Dataset entries:
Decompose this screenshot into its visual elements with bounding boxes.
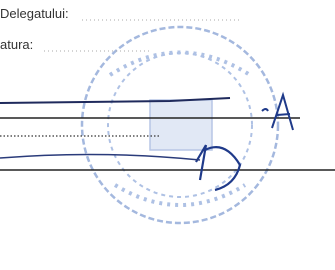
page: {"fields": [{"label": "Delegatului:"}, {… [0,0,335,270]
field-label: atura: [0,37,33,52]
document: Delegatului: atura: [0,0,335,270]
field-label: Delegatului: [0,6,69,21]
stamp-emblem [150,100,212,150]
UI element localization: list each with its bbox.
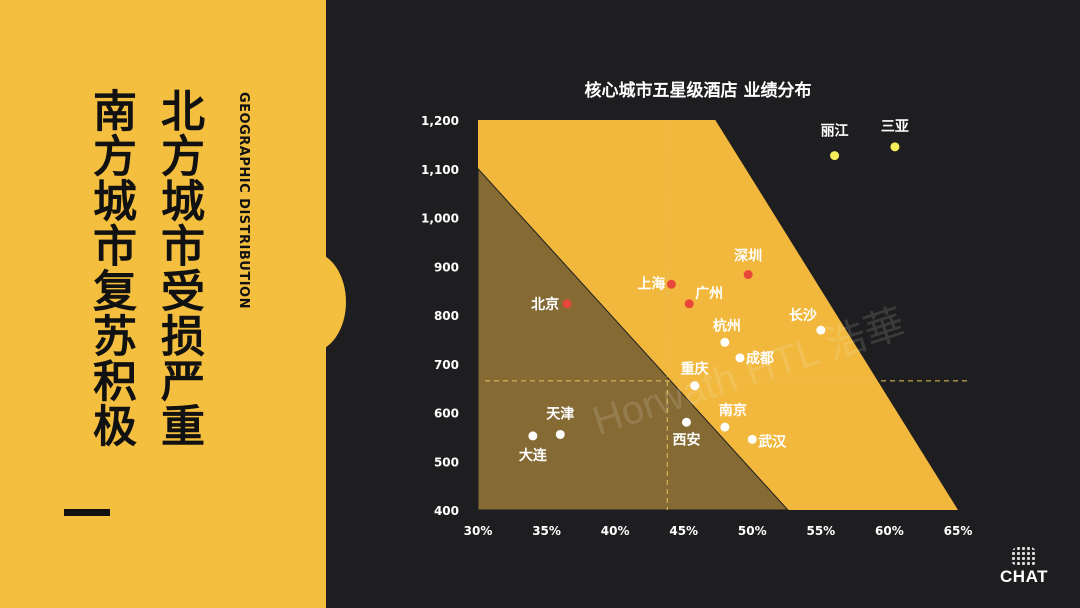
point-label: 三亚 (881, 119, 909, 135)
decorative-bar (64, 509, 110, 516)
point-label: 南京 (719, 402, 747, 419)
point-label: 重庆 (681, 361, 709, 378)
chart-title: 核心城市五星级酒店 业绩分布 (585, 80, 812, 101)
point-label: 北京 (531, 296, 559, 313)
point-武汉 (747, 434, 757, 444)
point-label: 长沙 (789, 307, 817, 324)
point-label: 武汉 (758, 433, 787, 450)
point-深圳 (743, 270, 753, 280)
geographic-distribution-label: GEOGRAPHIC DISTRIBUTION (236, 92, 251, 309)
y-tick-label: 1,000 (421, 212, 459, 226)
accent-semicircle (276, 252, 346, 352)
y-tick-label: 500 (434, 455, 459, 469)
point-label: 西安 (672, 431, 700, 448)
y-tick-label: 400 (434, 504, 459, 518)
x-tick-label: 30% (464, 524, 493, 538)
title-north: 北方城市受损严重 (153, 88, 204, 448)
point-label: 大连 (519, 447, 548, 464)
chat-logo: CHAT (994, 546, 1054, 587)
x-tick-label: 65% (944, 524, 973, 538)
y-tick-label: 900 (434, 260, 459, 274)
x-tick-label: 40% (601, 524, 630, 538)
x-tick-label: 35% (532, 524, 561, 538)
y-tick-label: 1,100 (421, 163, 459, 177)
point-丽江 (830, 151, 840, 161)
x-tick-label: 60% (875, 524, 904, 538)
point-label: 杭州 (713, 317, 741, 334)
point-南京 (720, 422, 730, 432)
point-上海 (666, 279, 676, 289)
x-tick-label: 55% (806, 524, 835, 538)
point-重庆 (690, 381, 700, 391)
point-长沙 (816, 325, 826, 335)
point-杭州 (720, 337, 730, 347)
x-tick-label: 50% (738, 524, 767, 538)
point-天津 (555, 429, 565, 439)
point-西安 (681, 417, 691, 427)
point-三亚 (890, 142, 900, 152)
y-tick-label: 600 (434, 407, 459, 421)
y-tick-label: 1,200 (421, 114, 459, 128)
brain-icon (1011, 546, 1037, 566)
point-label: 深圳 (734, 248, 762, 265)
point-label: 成都 (746, 350, 774, 367)
y-tick-label: 700 (434, 358, 459, 372)
point-label: 上海 (637, 275, 665, 292)
point-label: 丽江 (821, 123, 849, 140)
left-panel (0, 0, 326, 608)
x-tick-label: 45% (669, 524, 698, 538)
point-北京 (562, 299, 572, 309)
point-label: 广州 (695, 285, 723, 302)
point-成都 (735, 353, 745, 363)
point-广州 (684, 299, 694, 309)
title-south: 南方城市复苏积极 (85, 88, 136, 448)
y-tick-label: 800 (434, 309, 459, 323)
point-label: 天津 (546, 405, 574, 422)
point-大连 (528, 431, 538, 441)
region-lower-triangle (477, 167, 790, 511)
logo-text: CHAT (1000, 567, 1048, 586)
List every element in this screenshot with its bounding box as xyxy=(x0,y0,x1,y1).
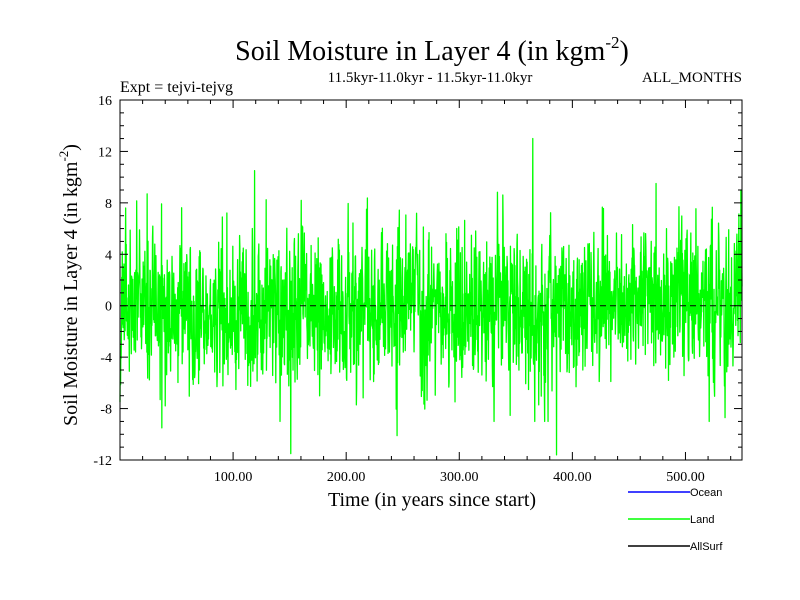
y-axis-label-close: ) xyxy=(60,144,82,151)
chart-title-close: ) xyxy=(620,36,629,67)
subtitle-center: 11.5kyr-11.0kyr - 11.5kyr-11.0kyr xyxy=(328,70,533,86)
axes-layer: 100.00 200.00 300.00 400.00 500.00 -12 -8 -4 0 4 8… xyxy=(93,94,743,485)
x-axis-label: Time (in years since start) xyxy=(328,489,536,511)
subtitle-right: ALL_MONTHS xyxy=(642,70,742,86)
x-tick-label: 100.00 xyxy=(214,470,253,485)
chart-title-main: Soil Moisture in Layer 4 (in kgm xyxy=(235,36,605,67)
y-tick-label: 8 xyxy=(105,197,112,212)
x-tick-label: 500.00 xyxy=(666,470,705,485)
chart-title-sup: -2 xyxy=(605,33,619,52)
series-land-line xyxy=(119,137,743,456)
x-tick-label: 200.00 xyxy=(327,470,366,485)
x-tick-label: 400.00 xyxy=(553,470,592,485)
x-tick-label: 300.00 xyxy=(440,470,479,485)
y-tick-label: 0 xyxy=(105,300,112,315)
legend-label-ocean: Ocean xyxy=(690,487,722,499)
y-tick-label: 4 xyxy=(105,248,112,263)
y-tick-label: -8 xyxy=(100,403,112,418)
y-axis-label-sup: -2 xyxy=(56,151,71,162)
y-tick-label: 16 xyxy=(98,94,112,109)
y-axis-label: Soil Moisture in Layer 4 (in kgm-2) xyxy=(56,144,82,426)
y-tick-label: -12 xyxy=(93,454,112,469)
legend-label-land: Land xyxy=(690,514,714,526)
legend: Ocean Land AllSurf xyxy=(628,487,723,553)
y-tick-label: 12 xyxy=(98,145,112,160)
legend-label-allsurf: AllSurf xyxy=(690,541,723,553)
subtitle-left: Expt = tejvi-tejvg xyxy=(120,79,233,96)
chart-title: Soil Moisture in Layer 4 (in kgm-2) xyxy=(235,33,629,67)
y-axis-label-main: Soil Moisture in Layer 4 (in kgm xyxy=(60,161,82,426)
y-tick-label: -4 xyxy=(100,351,112,366)
series-layer xyxy=(119,137,743,456)
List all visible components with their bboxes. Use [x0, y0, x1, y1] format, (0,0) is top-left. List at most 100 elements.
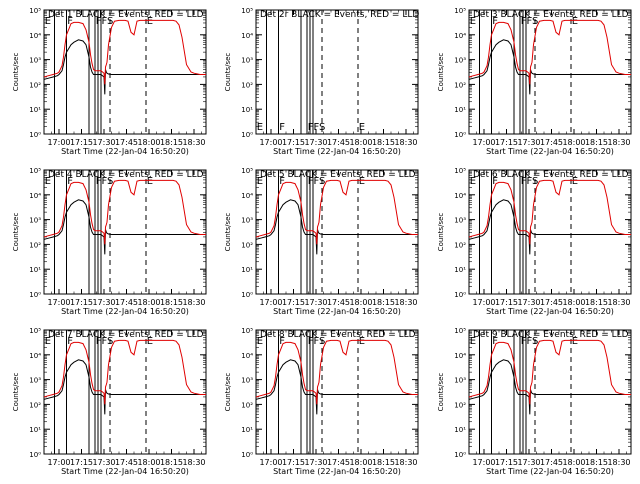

Directive -> Copy every line of the entries above word for word, from the first entry through the last. Leave out the pictures.

Task answer ->
Decompose this screenshot into its visual elements with bounding boxes.
page: {"fields": [{"label": "Delegatului:"}, {… [0,0,335,270]
field-label: atura: [0,37,33,52]
document: Delegatului: atura: [0,0,335,270]
field-label: Delegatului: [0,6,69,21]
stamp-emblem [150,100,212,150]
UI element localization: list each with its bbox.
point-label: 三亚 (881, 119, 909, 135)
decorative-bar (64, 509, 110, 516)
point-label: 南京 (719, 402, 747, 419)
point-label: 重庆 (681, 361, 709, 378)
chart-title: 核心城市五星级酒店 业绩分布 (585, 80, 812, 101)
point-label: 北京 (531, 296, 559, 313)
point-武汉 (747, 434, 757, 444)
point-label: 长沙 (789, 307, 817, 324)
point-label: 武汉 (758, 433, 787, 450)
point-深圳 (743, 270, 753, 280)
geographic-distribution-label: GEOGRAPHIC DISTRIBUTION (236, 92, 251, 309)
y-tick-label: 1,000 (421, 212, 459, 226)
accent-semicircle (276, 252, 346, 352)
y-tick-label: 500 (434, 455, 459, 469)
point-label: 西安 (672, 431, 700, 448)
y-tick-label: 400 (434, 504, 459, 518)
x-tick-label: 30% (464, 524, 493, 538)
title-north: 北方城市受损严重 (153, 88, 204, 448)
point-label: 大连 (519, 447, 548, 464)
chat-logo: CHAT (994, 546, 1054, 587)
x-tick-label: 65% (944, 524, 973, 538)
y-tick-label: 900 (434, 260, 459, 274)
x-tick-label: 40% (601, 524, 630, 538)
x-tick-label: 35% (532, 524, 561, 538)
y-tick-label: 1,100 (421, 163, 459, 177)
point-丽江 (830, 151, 840, 161)
x-tick-label: 60% (875, 524, 904, 538)
point-label: 杭州 (713, 317, 741, 334)
point-南京 (720, 422, 730, 432)
point-上海 (666, 279, 676, 289)
x-tick-label: 55% (806, 524, 835, 538)
point-重庆 (690, 381, 700, 391)
point-长沙 (816, 325, 826, 335)
point-杭州 (720, 337, 730, 347)
x-tick-label: 50% (738, 524, 767, 538)
point-天津 (555, 429, 565, 439)
point-西安 (681, 417, 691, 427)
point-三亚 (890, 142, 900, 152)
y-tick-label: 600 (434, 407, 459, 421)
y-tick-label: 1,200 (421, 114, 459, 128)
brain-icon (1011, 546, 1037, 566)
point-label: 深圳 (734, 248, 762, 265)
point-label: 成都 (746, 350, 774, 367)
y-tick-label: 700 (434, 358, 459, 372)
point-label: 上海 (637, 275, 665, 292)
point-label: 丽江 (821, 123, 849, 140)
left-panel (0, 0, 326, 608)
x-tick-label: 45% (669, 524, 698, 538)
point-北京 (562, 299, 572, 309)
point-label: 广州 (695, 285, 723, 302)
point-成都 (735, 353, 745, 363)
point-广州 (684, 299, 694, 309)
title-south: 南方城市复苏积极 (85, 88, 136, 448)
y-tick-label: 800 (434, 309, 459, 323)
point-label: 天津 (546, 405, 574, 422)
point-大连 (528, 431, 538, 441)
region-lower-triangle (477, 167, 790, 511)
logo-text: CHAT (1000, 567, 1048, 586)
List every element in this screenshot with its bounding box as xyxy=(x0,y0,x1,y1).
y-axis-label-close: ) xyxy=(60,144,82,151)
chart-title-close: ) xyxy=(620,36,629,67)
subtitle-center: 11.5kyr-11.0kyr - 11.5kyr-11.0kyr xyxy=(328,70,533,86)
axes-layer: 100.00 200.00 300.00 400.00 500.00 -12 -8 -4 0 4 8… xyxy=(93,94,743,485)
x-axis-label: Time (in years since start) xyxy=(328,489,536,511)
subtitle-right: ALL_MONTHS xyxy=(642,70,742,86)
x-tick-label: 100.00 xyxy=(214,470,253,485)
chart-title-main: Soil Moisture in Layer 4 (in kgm xyxy=(235,36,605,67)
y-tick-label: 8 xyxy=(105,197,112,212)
x-tick-label: 500.00 xyxy=(666,470,705,485)
chart-title-sup: -2 xyxy=(605,33,619,52)
series-land-line xyxy=(119,137,743,456)
x-tick-label: 200.00 xyxy=(327,470,366,485)
x-tick-label: 400.00 xyxy=(553,470,592,485)
x-tick-label: 300.00 xyxy=(440,470,479,485)
y-tick-label: 0 xyxy=(105,300,112,315)
legend-label-ocean: Ocean xyxy=(690,487,722,499)
y-tick-label: 4 xyxy=(105,248,112,263)
y-tick-label: -8 xyxy=(100,403,112,418)
y-axis-label-sup: -2 xyxy=(56,151,71,162)
y-tick-label: 16 xyxy=(98,94,112,109)
y-axis-label: Soil Moisture in Layer 4 (in kgm-2) xyxy=(56,144,82,426)
y-tick-label: -12 xyxy=(93,454,112,469)
legend-label-land: Land xyxy=(690,514,714,526)
legend: Ocean Land AllSurf xyxy=(628,487,723,553)
y-tick-label: 12 xyxy=(98,145,112,160)
legend-label-allsurf: AllSurf xyxy=(690,541,723,553)
subtitle-left: Expt = tejvi-tejvg xyxy=(120,79,233,96)
chart-title: Soil Moisture in Layer 4 (in kgm-2) xyxy=(235,33,629,67)
y-axis-label-main: Soil Moisture in Layer 4 (in kgm xyxy=(60,161,82,426)
y-tick-label: -4 xyxy=(100,351,112,366)
series-layer xyxy=(119,137,743,456)
List all visible components with their bboxes. Use [x0, y0, x1, y1] format, (0,0) is top-left. List at most 100 elements.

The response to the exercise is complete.